#### Task material

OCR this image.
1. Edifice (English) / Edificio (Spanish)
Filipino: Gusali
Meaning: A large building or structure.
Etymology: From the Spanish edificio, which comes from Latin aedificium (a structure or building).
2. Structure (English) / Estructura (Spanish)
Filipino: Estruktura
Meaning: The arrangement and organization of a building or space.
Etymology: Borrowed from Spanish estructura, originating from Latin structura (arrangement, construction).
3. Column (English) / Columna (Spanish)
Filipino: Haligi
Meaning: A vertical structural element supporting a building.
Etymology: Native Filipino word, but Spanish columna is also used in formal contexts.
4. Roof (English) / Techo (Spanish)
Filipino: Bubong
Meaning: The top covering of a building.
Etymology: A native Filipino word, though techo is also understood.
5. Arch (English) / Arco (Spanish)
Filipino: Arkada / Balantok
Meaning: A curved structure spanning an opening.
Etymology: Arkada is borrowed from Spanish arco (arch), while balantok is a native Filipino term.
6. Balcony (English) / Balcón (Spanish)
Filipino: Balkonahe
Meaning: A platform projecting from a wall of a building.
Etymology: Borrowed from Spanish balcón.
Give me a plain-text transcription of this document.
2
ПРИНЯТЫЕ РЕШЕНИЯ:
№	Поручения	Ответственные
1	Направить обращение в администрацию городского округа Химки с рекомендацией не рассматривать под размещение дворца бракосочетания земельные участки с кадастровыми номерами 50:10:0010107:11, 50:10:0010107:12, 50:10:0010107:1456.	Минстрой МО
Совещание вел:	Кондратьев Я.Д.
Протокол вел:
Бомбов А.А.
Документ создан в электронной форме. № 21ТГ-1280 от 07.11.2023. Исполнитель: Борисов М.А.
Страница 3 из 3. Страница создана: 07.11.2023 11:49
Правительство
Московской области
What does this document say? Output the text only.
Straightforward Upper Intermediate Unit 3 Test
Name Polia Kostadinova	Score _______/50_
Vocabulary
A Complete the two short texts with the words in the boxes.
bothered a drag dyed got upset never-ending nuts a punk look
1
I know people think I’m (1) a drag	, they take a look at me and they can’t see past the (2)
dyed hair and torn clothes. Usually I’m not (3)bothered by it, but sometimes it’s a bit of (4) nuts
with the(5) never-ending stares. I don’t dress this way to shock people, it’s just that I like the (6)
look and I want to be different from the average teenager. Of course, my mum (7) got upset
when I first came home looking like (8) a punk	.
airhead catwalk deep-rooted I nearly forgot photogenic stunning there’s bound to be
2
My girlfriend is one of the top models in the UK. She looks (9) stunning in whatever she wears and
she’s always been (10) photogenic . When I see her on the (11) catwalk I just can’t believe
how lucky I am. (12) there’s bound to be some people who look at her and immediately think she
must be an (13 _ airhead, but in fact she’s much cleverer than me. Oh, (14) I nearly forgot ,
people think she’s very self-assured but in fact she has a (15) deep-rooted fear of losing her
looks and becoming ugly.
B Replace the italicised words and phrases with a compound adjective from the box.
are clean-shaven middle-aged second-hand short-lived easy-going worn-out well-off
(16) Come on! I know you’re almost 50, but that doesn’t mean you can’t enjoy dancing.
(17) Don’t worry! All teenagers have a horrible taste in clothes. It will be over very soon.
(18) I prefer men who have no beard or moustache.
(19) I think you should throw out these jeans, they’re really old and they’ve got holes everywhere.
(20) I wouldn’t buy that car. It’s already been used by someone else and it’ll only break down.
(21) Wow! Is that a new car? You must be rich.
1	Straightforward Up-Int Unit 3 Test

########

→ **Problem statement**: The answer must consist solely of the number of lines in the entries that contain the word "Test".

→ **Answer to the exercise**: 2